● WORK TO BE COMPLETED
Copy every line of the listing that holds the string "zespołu".
###
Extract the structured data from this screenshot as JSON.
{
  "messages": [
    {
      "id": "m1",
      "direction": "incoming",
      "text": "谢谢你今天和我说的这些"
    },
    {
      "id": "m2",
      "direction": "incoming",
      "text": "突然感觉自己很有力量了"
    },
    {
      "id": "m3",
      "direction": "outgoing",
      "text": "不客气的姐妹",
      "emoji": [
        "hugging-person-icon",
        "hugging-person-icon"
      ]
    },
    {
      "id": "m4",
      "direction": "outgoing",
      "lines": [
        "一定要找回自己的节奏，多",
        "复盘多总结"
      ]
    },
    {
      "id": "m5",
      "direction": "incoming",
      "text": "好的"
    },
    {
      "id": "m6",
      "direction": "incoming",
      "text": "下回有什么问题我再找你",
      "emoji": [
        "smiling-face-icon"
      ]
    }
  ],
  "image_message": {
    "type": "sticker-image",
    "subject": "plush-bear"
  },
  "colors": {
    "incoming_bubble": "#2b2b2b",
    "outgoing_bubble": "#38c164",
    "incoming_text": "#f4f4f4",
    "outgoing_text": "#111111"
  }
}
###
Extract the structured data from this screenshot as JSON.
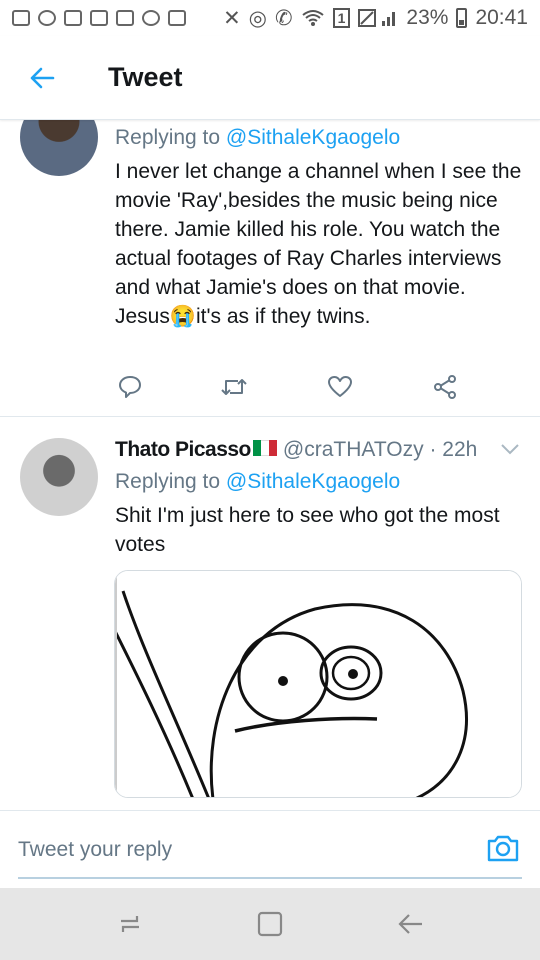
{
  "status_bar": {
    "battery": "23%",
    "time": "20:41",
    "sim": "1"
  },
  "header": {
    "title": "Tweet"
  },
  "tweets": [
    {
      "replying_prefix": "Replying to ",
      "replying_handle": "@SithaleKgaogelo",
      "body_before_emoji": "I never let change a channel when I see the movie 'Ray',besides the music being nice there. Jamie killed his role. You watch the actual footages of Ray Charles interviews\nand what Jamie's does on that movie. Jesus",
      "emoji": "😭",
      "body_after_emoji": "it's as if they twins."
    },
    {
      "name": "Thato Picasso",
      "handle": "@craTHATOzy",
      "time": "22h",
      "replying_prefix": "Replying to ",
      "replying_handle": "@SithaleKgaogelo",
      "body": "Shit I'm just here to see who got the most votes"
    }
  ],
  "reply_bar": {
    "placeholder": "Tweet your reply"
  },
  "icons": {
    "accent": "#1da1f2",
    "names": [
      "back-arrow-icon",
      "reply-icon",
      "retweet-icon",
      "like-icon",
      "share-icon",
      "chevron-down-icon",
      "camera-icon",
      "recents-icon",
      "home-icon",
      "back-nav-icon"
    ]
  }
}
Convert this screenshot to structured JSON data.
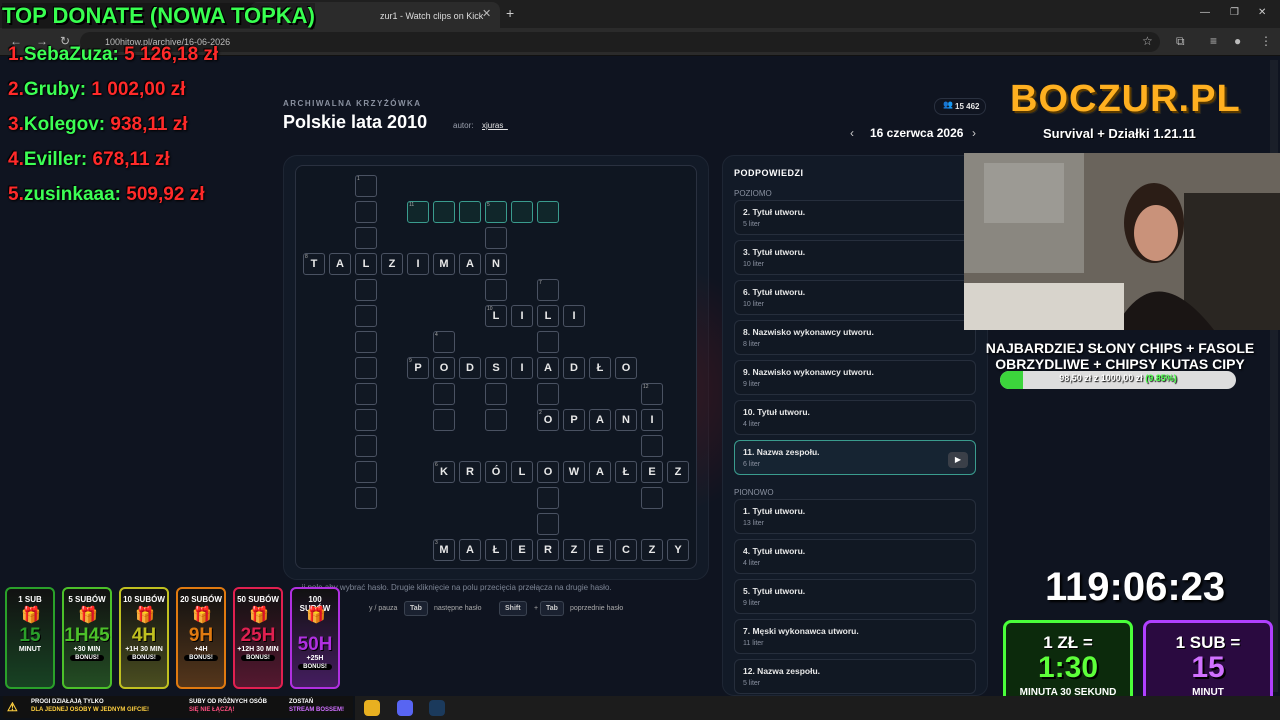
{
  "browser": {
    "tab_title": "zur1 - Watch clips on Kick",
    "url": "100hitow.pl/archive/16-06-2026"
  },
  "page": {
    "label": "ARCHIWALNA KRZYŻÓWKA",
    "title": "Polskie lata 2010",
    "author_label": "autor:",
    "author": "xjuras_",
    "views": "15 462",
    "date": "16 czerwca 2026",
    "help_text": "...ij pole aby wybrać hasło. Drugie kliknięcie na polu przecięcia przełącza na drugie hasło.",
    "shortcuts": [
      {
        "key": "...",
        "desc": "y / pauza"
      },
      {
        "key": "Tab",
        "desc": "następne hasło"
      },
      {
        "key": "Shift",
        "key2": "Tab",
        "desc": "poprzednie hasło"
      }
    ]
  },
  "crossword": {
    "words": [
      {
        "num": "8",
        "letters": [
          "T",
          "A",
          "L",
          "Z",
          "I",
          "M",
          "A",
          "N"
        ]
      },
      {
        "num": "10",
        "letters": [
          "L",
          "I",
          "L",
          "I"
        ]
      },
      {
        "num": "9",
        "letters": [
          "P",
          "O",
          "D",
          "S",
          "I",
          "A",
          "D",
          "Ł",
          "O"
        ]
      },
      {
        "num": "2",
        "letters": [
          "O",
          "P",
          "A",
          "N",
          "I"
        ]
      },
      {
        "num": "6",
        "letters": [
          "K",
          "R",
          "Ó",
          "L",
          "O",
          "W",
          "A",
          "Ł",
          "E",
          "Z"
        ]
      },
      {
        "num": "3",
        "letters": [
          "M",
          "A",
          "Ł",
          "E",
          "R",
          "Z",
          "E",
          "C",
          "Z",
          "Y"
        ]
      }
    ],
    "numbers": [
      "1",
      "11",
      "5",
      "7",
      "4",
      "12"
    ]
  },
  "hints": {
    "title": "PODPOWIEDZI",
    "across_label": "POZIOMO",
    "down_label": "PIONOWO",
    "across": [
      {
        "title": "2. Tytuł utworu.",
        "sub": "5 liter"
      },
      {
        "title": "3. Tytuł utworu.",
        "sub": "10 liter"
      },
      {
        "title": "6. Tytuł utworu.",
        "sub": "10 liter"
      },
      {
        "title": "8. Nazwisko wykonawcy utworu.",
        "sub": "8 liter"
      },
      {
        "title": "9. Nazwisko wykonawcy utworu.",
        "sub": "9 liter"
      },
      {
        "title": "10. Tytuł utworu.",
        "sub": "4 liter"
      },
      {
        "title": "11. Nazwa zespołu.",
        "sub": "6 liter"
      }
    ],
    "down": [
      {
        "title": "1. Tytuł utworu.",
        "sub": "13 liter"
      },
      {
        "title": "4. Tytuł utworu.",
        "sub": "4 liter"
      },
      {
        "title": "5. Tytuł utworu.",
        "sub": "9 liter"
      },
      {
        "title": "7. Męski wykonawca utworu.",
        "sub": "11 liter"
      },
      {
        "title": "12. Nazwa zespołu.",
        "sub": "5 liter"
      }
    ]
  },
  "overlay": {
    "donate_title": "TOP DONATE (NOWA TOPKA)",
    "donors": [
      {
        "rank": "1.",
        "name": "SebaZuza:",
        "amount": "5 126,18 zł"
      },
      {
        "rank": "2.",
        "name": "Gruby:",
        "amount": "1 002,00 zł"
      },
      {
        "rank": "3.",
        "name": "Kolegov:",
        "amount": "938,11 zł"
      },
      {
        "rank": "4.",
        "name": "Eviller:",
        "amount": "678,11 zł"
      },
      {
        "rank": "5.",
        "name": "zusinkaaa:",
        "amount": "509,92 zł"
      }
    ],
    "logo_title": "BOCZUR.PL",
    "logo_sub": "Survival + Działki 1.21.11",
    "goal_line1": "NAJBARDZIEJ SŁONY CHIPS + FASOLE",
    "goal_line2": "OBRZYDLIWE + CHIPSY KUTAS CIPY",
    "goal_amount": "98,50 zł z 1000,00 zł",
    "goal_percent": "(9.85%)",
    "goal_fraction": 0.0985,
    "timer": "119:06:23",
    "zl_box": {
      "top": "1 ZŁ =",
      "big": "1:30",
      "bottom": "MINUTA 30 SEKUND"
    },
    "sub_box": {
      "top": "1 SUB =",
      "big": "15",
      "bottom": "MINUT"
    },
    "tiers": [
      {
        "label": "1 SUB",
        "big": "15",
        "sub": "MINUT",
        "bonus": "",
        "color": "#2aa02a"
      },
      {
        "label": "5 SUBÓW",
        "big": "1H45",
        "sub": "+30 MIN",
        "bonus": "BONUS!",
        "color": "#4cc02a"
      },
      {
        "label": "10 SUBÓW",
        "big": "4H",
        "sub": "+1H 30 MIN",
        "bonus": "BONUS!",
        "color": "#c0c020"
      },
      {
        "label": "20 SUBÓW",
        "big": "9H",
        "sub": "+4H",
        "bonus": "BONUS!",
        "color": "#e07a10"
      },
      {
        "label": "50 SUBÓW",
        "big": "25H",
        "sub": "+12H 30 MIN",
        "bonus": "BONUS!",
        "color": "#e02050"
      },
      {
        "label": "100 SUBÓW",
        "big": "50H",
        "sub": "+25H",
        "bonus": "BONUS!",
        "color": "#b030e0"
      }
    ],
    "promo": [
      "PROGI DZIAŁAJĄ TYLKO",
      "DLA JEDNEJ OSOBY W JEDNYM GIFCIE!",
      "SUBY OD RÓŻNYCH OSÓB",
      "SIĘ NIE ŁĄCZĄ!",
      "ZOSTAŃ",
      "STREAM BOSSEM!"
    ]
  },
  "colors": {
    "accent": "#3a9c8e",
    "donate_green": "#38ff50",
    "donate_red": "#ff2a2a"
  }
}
###
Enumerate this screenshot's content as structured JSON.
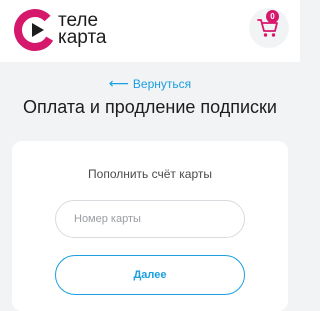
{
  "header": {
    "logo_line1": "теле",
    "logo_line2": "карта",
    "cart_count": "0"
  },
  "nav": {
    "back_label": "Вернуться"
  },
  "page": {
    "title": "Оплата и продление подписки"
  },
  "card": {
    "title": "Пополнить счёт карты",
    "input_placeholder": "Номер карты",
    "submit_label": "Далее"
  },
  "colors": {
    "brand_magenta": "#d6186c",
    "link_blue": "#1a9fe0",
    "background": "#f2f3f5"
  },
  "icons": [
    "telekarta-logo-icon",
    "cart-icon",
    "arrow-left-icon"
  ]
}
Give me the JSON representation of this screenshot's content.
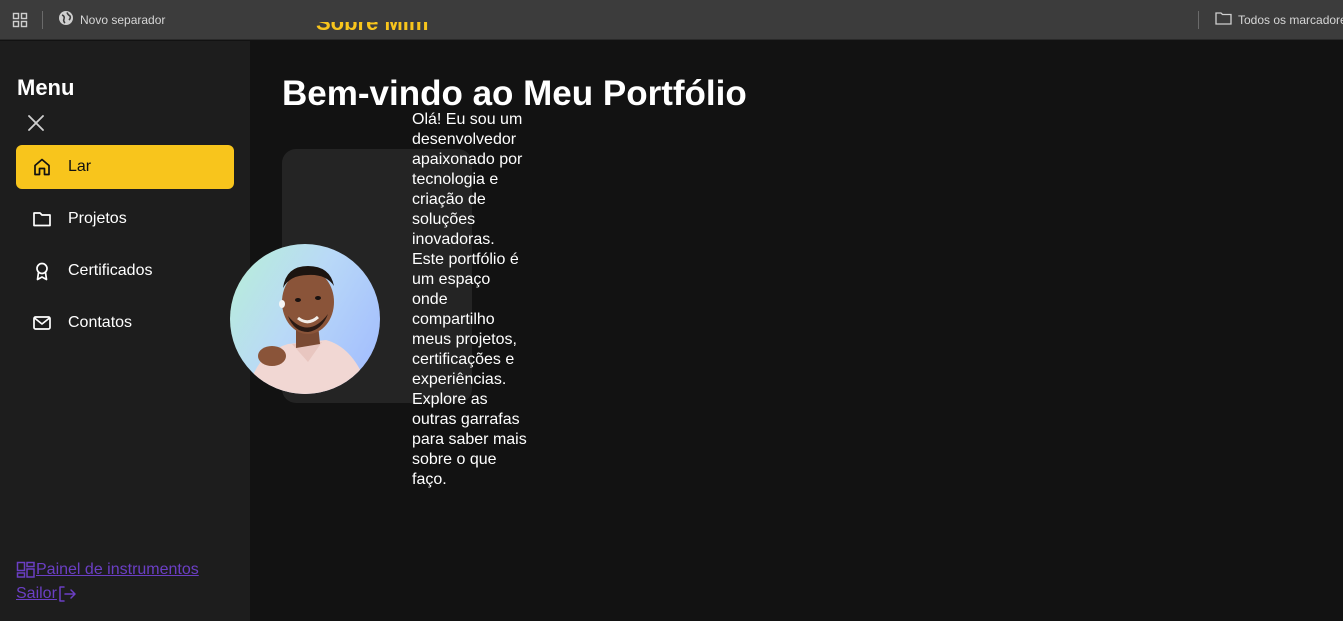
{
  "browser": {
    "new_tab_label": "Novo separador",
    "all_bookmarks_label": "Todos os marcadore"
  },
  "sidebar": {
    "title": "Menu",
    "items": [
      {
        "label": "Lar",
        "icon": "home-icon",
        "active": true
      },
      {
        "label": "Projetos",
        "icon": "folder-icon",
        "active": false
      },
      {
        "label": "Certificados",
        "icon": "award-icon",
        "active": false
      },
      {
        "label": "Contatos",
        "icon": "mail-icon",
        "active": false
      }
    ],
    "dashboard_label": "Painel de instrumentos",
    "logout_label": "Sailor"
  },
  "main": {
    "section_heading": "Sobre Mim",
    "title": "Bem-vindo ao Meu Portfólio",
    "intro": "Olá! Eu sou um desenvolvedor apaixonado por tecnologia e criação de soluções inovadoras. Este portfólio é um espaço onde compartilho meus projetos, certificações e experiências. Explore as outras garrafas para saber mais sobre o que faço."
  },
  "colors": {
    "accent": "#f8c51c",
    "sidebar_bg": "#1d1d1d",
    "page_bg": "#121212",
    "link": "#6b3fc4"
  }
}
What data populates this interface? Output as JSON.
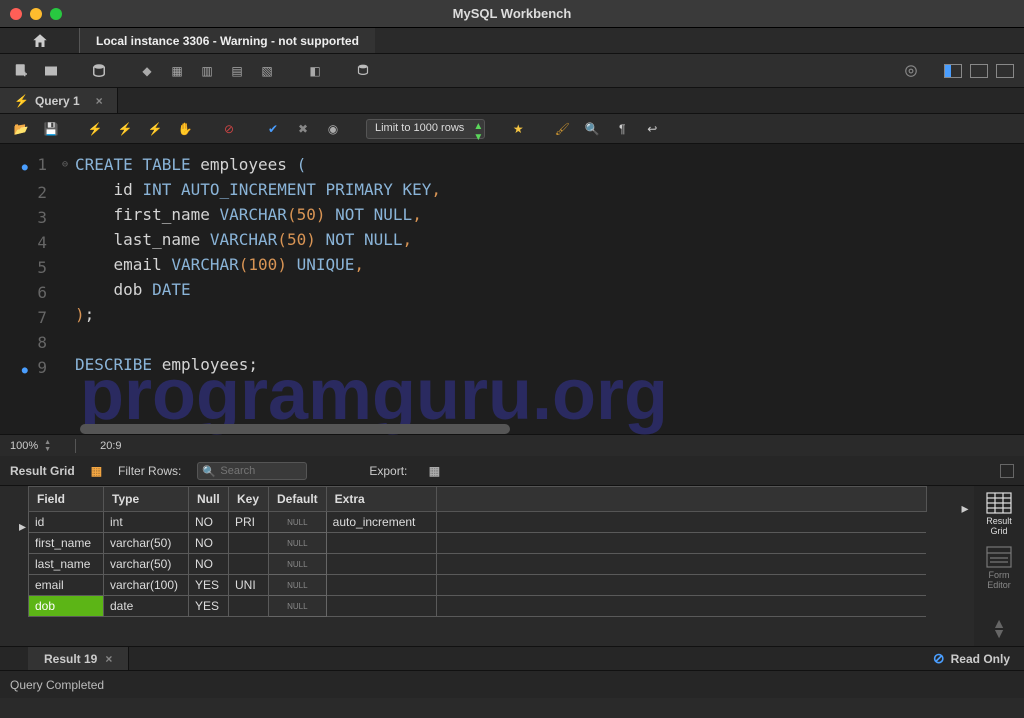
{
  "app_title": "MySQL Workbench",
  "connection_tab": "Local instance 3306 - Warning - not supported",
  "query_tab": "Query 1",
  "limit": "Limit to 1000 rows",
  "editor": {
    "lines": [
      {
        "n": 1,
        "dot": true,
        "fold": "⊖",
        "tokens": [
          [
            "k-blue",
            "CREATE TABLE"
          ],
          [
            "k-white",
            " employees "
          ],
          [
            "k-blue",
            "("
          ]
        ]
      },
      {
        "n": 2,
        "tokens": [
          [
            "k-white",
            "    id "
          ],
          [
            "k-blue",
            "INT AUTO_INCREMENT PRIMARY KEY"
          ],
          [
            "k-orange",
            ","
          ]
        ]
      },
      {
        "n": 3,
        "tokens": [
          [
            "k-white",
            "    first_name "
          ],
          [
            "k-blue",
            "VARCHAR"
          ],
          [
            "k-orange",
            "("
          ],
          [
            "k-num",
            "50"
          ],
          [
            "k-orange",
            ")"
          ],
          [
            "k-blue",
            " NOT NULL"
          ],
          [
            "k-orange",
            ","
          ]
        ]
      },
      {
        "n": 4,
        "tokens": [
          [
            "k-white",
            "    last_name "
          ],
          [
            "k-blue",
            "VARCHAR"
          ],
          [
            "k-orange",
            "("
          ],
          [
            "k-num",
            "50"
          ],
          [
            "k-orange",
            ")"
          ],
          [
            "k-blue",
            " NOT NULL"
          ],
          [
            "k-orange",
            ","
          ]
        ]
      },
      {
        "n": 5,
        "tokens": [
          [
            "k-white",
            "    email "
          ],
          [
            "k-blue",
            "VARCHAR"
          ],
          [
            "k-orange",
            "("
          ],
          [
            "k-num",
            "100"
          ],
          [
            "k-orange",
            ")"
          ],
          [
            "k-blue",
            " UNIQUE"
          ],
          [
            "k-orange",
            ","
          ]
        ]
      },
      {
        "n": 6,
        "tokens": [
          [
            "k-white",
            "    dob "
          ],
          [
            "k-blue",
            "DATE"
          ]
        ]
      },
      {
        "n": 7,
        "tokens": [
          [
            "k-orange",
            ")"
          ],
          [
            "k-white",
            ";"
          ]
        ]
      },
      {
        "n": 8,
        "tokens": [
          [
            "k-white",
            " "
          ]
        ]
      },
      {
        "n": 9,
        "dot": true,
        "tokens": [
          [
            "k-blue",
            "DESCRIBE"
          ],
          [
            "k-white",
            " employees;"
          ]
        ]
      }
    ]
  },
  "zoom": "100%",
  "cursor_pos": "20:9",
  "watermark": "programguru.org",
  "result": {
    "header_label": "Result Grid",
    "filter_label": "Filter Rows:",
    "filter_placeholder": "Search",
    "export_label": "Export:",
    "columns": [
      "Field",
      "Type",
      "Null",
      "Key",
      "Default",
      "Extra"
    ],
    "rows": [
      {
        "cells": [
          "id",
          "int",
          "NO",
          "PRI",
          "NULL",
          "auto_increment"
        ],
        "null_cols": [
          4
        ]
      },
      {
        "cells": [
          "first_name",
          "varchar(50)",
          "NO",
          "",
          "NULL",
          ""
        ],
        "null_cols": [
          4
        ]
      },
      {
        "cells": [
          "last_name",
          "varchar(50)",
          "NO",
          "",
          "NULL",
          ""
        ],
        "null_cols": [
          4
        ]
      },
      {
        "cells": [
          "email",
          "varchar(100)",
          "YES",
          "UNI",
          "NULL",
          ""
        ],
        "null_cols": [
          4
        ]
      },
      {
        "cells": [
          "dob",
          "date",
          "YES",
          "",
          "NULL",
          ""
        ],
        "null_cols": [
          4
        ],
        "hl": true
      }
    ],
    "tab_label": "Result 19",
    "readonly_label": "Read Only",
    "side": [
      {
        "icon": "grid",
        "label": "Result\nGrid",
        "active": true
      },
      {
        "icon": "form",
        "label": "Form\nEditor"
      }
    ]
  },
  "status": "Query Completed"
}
###
● FINAL RESULT
        "title": "11. Nazwa zespołu.",
        "title": "12. Nazwa zespołu.",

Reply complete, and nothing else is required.